→ **Problem to solve**: Output the records. Match them exactly.

== Listing ==

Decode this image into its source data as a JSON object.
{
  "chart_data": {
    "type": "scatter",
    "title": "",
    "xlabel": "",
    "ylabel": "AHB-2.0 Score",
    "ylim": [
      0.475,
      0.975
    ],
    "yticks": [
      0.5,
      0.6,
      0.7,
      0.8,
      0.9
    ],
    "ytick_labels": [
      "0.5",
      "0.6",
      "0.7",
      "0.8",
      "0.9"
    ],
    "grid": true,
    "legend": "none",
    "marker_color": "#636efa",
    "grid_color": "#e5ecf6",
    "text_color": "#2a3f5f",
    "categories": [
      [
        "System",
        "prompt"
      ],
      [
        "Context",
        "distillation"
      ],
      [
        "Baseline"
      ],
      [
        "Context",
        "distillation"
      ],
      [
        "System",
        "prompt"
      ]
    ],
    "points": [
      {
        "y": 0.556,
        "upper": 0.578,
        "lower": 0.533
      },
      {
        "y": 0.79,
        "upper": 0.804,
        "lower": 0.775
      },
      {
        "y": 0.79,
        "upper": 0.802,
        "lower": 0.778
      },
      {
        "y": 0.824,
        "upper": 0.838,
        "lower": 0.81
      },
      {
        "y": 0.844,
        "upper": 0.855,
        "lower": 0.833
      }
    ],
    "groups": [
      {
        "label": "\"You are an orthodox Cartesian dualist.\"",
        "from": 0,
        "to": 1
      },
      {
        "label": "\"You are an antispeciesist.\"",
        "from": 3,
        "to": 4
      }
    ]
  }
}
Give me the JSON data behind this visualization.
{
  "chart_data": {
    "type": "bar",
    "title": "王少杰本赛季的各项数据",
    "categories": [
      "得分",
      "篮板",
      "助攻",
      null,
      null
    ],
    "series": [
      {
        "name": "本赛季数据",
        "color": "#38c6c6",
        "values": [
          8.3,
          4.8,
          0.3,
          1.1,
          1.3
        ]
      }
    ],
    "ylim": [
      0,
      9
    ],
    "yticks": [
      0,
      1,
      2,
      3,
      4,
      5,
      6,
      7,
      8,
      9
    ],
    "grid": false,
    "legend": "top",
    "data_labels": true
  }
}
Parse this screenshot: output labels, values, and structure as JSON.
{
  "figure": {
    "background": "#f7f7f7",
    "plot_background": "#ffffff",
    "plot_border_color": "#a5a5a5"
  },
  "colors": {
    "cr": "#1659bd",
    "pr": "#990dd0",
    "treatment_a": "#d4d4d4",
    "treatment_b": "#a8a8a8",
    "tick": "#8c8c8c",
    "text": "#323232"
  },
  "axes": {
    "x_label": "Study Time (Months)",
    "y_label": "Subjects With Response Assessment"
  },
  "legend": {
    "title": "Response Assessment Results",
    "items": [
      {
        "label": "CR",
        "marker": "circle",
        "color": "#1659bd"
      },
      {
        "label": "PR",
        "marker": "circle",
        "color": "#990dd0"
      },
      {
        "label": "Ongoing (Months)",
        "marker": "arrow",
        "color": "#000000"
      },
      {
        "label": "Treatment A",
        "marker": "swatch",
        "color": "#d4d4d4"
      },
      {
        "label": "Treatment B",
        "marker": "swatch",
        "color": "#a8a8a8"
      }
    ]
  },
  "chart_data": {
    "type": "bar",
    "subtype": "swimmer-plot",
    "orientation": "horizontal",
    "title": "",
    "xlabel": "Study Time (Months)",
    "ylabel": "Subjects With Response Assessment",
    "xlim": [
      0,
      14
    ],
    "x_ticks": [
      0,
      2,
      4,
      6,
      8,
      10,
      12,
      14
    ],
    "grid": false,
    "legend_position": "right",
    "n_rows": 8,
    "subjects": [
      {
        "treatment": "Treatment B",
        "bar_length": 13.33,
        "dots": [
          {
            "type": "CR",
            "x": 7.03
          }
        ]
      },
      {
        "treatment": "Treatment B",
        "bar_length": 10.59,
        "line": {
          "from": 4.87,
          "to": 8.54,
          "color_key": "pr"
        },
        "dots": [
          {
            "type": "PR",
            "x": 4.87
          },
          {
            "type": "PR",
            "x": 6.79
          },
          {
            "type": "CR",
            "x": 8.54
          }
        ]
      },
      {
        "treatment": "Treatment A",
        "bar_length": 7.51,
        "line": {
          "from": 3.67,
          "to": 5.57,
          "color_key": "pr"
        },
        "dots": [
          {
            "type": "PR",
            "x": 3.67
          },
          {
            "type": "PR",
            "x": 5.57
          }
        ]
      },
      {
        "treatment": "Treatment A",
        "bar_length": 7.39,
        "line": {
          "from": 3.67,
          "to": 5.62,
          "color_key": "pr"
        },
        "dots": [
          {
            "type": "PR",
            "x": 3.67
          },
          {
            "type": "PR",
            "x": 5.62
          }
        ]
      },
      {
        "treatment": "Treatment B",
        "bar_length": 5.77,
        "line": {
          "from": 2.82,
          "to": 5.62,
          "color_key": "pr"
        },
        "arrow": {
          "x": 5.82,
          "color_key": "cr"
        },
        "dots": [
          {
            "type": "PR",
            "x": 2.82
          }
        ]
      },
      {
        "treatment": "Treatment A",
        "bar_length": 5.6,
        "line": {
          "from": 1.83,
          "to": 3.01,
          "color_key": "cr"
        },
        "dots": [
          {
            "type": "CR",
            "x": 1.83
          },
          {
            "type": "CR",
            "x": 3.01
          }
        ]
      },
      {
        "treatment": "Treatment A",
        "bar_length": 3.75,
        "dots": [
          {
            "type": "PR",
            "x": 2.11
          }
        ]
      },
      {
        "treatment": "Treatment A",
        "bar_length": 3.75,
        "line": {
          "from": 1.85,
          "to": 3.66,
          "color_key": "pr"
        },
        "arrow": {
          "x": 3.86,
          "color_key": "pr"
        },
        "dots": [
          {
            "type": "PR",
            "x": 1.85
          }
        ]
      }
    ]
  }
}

===

→ **Answer to this problem**:
Decode this image into its source data as a JSON object.
{
  "chart_data": {
    "type": "scatter",
    "title": "",
    "xlabel": "",
    "ylabel": "AHB-2.0 Score",
    "ylim": [
      0.475,
      0.975
    ],
    "yticks": [
      0.5,
      0.6,
      0.7,
      0.8,
      0.9
    ],
    "ytick_labels": [
      "0.5",
      "0.6",
      "0.7",
      "0.8",
      "0.9"
    ],
    "grid": true,
    "legend": "none",
    "marker_color": "#636efa",
    "grid_color": "#e5ecf6",
    "text_color": "#2a3f5f",
    "categories": [
      [
        "System",
        "prompt"
      ],
      [
        "Context",
        "distillation"
      ],
      [
        "Baseline"
      ],
      [
        "Context",
        "distillation"
      ],
      [
        "System",
        "prompt"
      ]
    ],
    "points": [
      {
        "y": 0.556,
        "upper": 0.578,
        "lower": 0.533
      },
      {
        "y": 0.79,
        "upper": 0.804,
        "lower": 0.775
      },
      {
        "y": 0.79,
        "upper": 0.802,
        "lower": 0.778
      },
      {
        "y": 0.824,
        "upper": 0.838,
        "lower": 0.81
      },
      {
        "y": 0.844,
        "upper": 0.855,
        "lower": 0.833
      }
    ],
    "groups": [
      {
        "label": "\"You are an orthodox Cartesian dualist.\"",
        "from": 0,
        "to": 1
      },
      {
        "label": "\"You are an antispeciesist.\"",
        "from": 3,
        "to": 4
      }
    ]
  }
}
Give me the JSON data behind this visualization.
{
  "chart_data": {
    "type": "bar",
    "title": "王少杰本赛季的各项数据",
    "categories": [
      "得分",
      "篮板",
      "助攻",
      null,
      null
    ],
    "series": [
      {
        "name": "本赛季数据",
        "color": "#38c6c6",
        "values": [
          8.3,
          4.8,
          0.3,
          1.1,
          1.3
        ]
      }
    ],
    "ylim": [
      0,
      9
    ],
    "yticks": [
      0,
      1,
      2,
      3,
      4,
      5,
      6,
      7,
      8,
      9
    ],
    "grid": false,
    "legend": "top",
    "data_labels": true
  }
}
Parse this screenshot: output labels, values, and structure as JSON.
{
  "figure": {
    "background": "#f7f7f7",
    "plot_background": "#ffffff",
    "plot_border_color": "#a5a5a5"
  },
  "colors": {
    "cr": "#1659bd",
    "pr": "#990dd0",
    "treatment_a": "#d4d4d4",
    "treatment_b": "#a8a8a8",
    "tick": "#8c8c8c",
    "text": "#323232"
  },
  "axes": {
    "x_label": "Study Time (Months)",
    "y_label": "Subjects With Response Assessment"
  },
  "legend": {
    "title": "Response Assessment Results",
    "items": [
      {
        "label": "CR",
        "marker": "circle",
        "color": "#1659bd"
      },
      {
        "label": "PR",
        "marker": "circle",
        "color": "#990dd0"
      },
      {
        "label": "Ongoing (Months)",
        "marker": "arrow",
        "color": "#000000"
      },
      {
        "label": "Treatment A",
        "marker": "swatch",
        "color": "#d4d4d4"
      },
      {
        "label": "Treatment B",
        "marker": "swatch",
        "color": "#a8a8a8"
      }
    ]
  },
  "chart_data": {
    "type": "bar",
    "subtype": "swimmer-plot",
    "orientation": "horizontal",
    "title": "",
    "xlabel": "Study Time (Months)",
    "ylabel": "Subjects With Response Assessment",
    "xlim": [
      0,
      14
    ],
    "x_ticks": [
      0,
      2,
      4,
      6,
      8,
      10,
      12,
      14
    ],
    "grid": false,
    "legend_position": "right",
    "n_rows": 8,
    "subjects": [
      {
        "treatment": "Treatment B",
        "bar_length": 13.33,
        "dots": [
          {
            "type": "CR",
            "x": 7.03
          }
        ]
      },
      {
        "treatment": "Treatment B",
        "bar_length": 10.59,
        "line": {
          "from": 4.87,
          "to": 8.54,
          "color_key": "pr"
        },
        "dots": [
          {
            "type": "PR",
            "x": 4.87
          },
          {
            "type": "PR",
            "x": 6.79
          },
          {
            "type": "CR",
            "x": 8.54
          }
        ]
      },
      {
        "treatment": "Treatment A",
        "bar_length": 7.51,
        "line": {
          "from": 3.67,
          "to": 5.57,
          "color_key": "pr"
        },
        "dots": [
          {
            "type": "PR",
            "x": 3.67
          },
          {
            "type": "PR",
            "x": 5.57
          }
        ]
      },
      {
        "treatment": "Treatment A",
        "bar_length": 7.39,
        "line": {
          "from": 3.67,
          "to": 5.62,
          "color_key": "pr"
        },
        "dots": [
          {
            "type": "PR",
            "x": 3.67
          },
          {
            "type": "PR",
            "x": 5.62
          }
        ]
      },
      {
        "treatment": "Treatment B",
        "bar_length": 5.77,
        "line": {
          "from": 2.82,
          "to": 5.62,
          "color_key": "pr"
        },
        "arrow": {
          "x": 5.82,
          "color_key": "cr"
        },
        "dots": [
          {
            "type": "PR",
            "x": 2.82
          }
        ]
      },
      {
        "treatment": "Treatment A",
        "bar_length": 5.6,
        "line": {
          "from": 1.83,
          "to": 3.01,
          "color_key": "cr"
        },
        "dots": [
          {
            "type": "CR",
            "x": 1.83
          },
          {
            "type": "CR",
            "x": 3.01
          }
        ]
      },
      {
        "treatment": "Treatment A",
        "bar_length": 3.75,
        "dots": [
          {
            "type": "PR",
            "x": 2.11
          }
        ]
      },
      {
        "treatment": "Treatment A",
        "bar_length": 3.75,
        "line": {
          "from": 1.85,
          "to": 3.66,
          "color_key": "pr"
        },
        "arrow": {
          "x": 3.86,
          "color_key": "pr"
        },
        "dots": [
          {
            "type": "PR",
            "x": 1.85
          }
        ]
      }
    ]
  }
}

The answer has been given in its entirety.